=== EXERCISE DESCRIPTION ===
Continue the Led Zeppelin Boston Garden concert page below, picking up right after its last sentence.

=== PAGE EXTRACT ===
━━━━━━━━

Average: 4.8 (18 votes)

September 9, 1970

Boston, MA US

Boston Garden

Setlist:

Immigrant Song, Heartbreaker, Dazed and Confused, Bring It On Home, That's Way, Bron-Yr-Aur, Since I've Been Loving You,  Organ solo / Thank You, What Is and What Should Never Be, Moby Dick, Whole Lotta Love (medley incl.: Let That Boy Boogie, Ramble On, For What It's Worth, Some Other Guy, Honey Bee), Communication Breakdown.

Notes:

Originally scheduled for two shows, as a makeup date for the Eagle Rock Festival. Led Zeppelin manager Peter Grant: "(The group) didn't complete their Sunday night concert in Honolulu until well into early Monday morning. In addition, being English, we were not aware of the Labor Day holiday which did not allow for air freight shipments and also our sound system had to come from Dallas, Texas". (Boston Globe, 9/10/70)

Press Review: Led Zeppelin In Return Bout

By 8:30, equipment men were still fiddling while Zep tuned up backstage. They burst on at 9 with an adrenaline rush. It had the women in a twitter and the men beating out the drum signature on their knee in frank imitation of John Bonham.

Singer Robert Plant let his mop to seed a bit since his last date here on October 25, 1969. His shaggy mane turned out to be his principal instrument. He incessantly tossed it about with great hauteur as he pranced in high heeled boots and bared his midriff with a slight spangled purple vest.

Jimmy Page has a beard now and wore a floppy khaki hat while he slouched over in hard rock position, riveting notes out of his ax with intensity of a jackhammer.

━━━━━━━━

[Layout annotation data]
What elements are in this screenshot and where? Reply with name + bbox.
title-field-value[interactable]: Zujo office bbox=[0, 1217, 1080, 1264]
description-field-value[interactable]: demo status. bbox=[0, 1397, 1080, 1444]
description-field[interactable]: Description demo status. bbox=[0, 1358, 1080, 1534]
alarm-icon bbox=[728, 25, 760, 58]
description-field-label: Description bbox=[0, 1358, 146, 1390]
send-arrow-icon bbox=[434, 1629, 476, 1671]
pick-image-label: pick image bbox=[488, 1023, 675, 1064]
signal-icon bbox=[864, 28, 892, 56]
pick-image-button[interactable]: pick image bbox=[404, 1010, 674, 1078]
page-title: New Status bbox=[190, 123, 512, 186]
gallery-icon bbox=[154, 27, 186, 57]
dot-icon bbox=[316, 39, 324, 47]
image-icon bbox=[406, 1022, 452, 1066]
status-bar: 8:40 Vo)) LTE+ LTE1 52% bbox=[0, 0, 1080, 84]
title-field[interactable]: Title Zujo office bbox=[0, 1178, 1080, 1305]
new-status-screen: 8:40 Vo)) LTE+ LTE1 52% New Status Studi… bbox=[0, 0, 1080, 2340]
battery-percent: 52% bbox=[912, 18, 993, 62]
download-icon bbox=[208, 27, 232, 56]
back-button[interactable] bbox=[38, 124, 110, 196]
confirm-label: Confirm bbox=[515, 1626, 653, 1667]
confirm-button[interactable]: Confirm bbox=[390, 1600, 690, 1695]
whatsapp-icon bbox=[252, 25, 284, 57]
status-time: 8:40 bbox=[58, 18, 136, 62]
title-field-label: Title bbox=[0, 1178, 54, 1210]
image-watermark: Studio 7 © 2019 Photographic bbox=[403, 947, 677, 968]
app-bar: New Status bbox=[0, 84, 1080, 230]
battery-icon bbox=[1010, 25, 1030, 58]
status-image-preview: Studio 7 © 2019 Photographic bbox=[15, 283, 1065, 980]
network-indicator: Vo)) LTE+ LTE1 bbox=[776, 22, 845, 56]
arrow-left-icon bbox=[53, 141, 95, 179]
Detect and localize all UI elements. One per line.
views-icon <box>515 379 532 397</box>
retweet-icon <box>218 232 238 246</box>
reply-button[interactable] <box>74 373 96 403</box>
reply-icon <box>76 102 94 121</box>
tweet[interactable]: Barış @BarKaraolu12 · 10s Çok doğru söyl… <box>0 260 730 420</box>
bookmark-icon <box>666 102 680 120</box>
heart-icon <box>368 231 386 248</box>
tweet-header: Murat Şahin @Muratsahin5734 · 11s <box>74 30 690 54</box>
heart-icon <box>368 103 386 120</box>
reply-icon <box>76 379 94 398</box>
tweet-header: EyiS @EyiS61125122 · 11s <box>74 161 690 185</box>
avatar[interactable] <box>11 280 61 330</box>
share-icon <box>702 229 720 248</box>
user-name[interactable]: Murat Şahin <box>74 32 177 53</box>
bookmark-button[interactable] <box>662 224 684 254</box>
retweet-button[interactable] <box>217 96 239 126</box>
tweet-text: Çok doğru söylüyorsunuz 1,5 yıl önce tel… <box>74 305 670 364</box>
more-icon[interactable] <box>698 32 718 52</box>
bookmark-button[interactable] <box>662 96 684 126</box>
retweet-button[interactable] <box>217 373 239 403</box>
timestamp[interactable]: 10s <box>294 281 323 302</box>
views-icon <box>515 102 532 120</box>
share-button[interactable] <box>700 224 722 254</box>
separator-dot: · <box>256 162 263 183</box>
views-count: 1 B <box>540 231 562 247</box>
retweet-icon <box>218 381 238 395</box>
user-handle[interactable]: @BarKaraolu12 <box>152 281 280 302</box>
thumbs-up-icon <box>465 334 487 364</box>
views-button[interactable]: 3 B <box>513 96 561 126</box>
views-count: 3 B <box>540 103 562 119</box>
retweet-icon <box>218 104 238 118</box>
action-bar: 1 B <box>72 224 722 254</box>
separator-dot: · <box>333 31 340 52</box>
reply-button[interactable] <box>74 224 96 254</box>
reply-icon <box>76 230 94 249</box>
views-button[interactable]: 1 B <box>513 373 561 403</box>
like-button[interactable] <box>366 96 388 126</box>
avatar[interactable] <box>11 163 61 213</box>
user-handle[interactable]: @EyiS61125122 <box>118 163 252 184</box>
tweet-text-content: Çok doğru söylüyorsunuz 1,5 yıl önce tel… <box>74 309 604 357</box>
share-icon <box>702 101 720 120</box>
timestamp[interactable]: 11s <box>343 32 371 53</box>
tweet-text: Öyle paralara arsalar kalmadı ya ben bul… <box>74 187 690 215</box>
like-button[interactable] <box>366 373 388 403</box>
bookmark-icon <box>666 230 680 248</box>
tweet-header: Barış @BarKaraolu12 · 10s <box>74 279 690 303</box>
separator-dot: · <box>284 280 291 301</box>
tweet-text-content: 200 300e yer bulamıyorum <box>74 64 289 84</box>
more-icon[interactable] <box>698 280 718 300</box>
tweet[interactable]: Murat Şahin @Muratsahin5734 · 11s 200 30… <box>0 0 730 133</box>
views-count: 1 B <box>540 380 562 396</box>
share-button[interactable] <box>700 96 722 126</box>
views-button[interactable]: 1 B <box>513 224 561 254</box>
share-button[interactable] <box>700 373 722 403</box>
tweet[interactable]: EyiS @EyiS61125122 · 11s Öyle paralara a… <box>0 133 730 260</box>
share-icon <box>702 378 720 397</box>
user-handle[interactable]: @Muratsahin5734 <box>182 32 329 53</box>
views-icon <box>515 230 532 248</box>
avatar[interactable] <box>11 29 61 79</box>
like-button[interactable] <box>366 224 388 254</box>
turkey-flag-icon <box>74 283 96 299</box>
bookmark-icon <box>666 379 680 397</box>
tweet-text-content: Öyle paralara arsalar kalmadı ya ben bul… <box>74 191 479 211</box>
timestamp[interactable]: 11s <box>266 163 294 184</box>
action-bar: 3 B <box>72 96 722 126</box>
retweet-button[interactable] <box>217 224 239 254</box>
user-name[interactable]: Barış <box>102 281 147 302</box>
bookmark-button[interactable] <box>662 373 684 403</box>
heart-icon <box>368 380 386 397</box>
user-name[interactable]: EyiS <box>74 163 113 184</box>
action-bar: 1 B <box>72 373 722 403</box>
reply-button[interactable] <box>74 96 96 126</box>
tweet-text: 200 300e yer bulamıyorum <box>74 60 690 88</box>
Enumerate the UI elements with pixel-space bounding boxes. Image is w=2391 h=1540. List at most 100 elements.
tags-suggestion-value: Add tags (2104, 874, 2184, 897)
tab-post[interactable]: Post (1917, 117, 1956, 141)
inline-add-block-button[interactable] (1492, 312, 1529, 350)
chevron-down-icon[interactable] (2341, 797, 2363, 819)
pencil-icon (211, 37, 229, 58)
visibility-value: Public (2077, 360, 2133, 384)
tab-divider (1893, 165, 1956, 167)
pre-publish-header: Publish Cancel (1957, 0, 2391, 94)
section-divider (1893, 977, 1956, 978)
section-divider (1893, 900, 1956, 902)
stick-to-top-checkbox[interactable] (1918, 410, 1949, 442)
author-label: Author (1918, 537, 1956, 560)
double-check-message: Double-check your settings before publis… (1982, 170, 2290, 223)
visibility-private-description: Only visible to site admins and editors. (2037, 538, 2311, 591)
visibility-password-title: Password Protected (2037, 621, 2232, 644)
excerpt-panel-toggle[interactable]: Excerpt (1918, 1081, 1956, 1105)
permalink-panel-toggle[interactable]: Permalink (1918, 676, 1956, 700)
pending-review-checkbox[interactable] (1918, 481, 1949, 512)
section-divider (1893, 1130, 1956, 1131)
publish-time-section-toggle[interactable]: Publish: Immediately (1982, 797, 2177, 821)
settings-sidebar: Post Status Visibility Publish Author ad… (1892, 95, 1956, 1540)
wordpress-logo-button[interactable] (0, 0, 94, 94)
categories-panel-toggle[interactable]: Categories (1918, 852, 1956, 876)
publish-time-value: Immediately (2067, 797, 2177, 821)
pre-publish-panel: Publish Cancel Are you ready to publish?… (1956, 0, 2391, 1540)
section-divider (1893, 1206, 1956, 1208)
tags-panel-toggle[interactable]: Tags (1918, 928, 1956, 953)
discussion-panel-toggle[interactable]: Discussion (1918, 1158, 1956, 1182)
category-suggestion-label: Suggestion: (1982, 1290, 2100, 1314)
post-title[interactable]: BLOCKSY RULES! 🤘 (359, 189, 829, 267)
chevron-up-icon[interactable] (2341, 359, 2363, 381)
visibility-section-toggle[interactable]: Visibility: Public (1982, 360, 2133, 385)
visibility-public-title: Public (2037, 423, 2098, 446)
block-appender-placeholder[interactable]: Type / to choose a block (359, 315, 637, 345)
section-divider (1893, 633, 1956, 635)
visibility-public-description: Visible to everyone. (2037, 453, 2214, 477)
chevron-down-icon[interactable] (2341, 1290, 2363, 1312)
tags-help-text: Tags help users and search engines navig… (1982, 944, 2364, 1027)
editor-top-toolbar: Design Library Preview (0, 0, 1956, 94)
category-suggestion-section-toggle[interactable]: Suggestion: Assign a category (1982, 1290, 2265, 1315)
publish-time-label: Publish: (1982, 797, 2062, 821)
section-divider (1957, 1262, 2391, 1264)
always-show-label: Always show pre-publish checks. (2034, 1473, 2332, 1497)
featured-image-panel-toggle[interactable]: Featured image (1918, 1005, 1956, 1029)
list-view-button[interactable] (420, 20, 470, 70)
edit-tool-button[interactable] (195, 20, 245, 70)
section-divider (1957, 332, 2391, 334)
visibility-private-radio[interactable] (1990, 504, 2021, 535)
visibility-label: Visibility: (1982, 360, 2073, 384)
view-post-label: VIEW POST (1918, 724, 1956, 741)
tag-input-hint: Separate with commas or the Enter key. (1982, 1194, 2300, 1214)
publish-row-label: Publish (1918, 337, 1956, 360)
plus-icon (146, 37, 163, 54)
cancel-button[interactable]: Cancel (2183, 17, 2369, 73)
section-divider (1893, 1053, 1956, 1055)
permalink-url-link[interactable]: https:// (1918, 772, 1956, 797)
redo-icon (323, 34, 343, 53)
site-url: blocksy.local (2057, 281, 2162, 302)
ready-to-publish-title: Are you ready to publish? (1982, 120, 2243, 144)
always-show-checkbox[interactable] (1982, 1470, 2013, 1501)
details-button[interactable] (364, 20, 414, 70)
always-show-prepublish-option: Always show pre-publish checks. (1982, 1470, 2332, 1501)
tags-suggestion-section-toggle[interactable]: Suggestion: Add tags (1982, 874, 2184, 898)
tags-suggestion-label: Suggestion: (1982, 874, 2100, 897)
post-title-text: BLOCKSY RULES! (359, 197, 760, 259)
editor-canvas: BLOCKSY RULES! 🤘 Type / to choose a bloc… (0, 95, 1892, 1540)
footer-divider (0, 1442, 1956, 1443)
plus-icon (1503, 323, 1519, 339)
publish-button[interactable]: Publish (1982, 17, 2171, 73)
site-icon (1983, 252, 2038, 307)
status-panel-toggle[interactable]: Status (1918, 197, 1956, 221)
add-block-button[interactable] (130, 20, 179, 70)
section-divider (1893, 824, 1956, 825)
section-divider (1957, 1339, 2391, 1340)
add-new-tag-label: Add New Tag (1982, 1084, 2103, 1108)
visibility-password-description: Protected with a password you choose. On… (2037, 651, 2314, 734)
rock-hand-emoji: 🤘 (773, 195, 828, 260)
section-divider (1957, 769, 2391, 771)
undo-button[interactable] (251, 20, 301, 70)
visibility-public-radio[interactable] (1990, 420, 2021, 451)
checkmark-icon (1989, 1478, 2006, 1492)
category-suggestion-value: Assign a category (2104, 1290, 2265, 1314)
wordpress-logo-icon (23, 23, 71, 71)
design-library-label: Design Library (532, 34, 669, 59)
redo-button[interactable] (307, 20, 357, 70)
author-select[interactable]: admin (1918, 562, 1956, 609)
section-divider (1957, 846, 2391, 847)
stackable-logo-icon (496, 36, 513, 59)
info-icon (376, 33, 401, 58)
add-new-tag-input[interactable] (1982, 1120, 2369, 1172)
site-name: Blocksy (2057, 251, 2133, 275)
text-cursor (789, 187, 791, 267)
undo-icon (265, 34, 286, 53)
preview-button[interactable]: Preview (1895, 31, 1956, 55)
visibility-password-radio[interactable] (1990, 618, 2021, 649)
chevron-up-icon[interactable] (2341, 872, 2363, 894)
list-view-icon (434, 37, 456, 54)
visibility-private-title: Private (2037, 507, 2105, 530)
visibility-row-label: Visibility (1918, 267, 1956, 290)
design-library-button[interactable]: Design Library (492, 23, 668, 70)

━━━━━━━━

=== EXERCISE RESULT ===
Scaling down from adrenaline rock, Page, Plant and John Paul Jones sat down to do a couple of acoustic numbers featuring bassist Jones on mandolin playing “That’s the Way”. The acoustic section established that they are sensitive musicians as well as pop stars.

Jones also did a passable organ solo, which reveals that he has been listening to John Fahey, likewise Zep’s Lemon Song is a thinly-disguised Robert Johnson “Travelling Riverside Blues”.

After the acoustic section, Zep got heavy again as the fans mobbed the front of the stage. Plant had encouraged the move by references to the presence of “blues” and asked if you could “move aside gents”.

Then Plant rapped with the audience after telling them to “shut up a minute”. He explained: “We were going to come to Boston as the first stop of the tour (Eagle Rock Festival), but the mayor said he ‘wanted no drug-crazed hippies on the lawn’. But we wanted to play Boston. Just remember, Boston is the best night on the tour, and we rushed all the way back from Hawaii to be here tonight.”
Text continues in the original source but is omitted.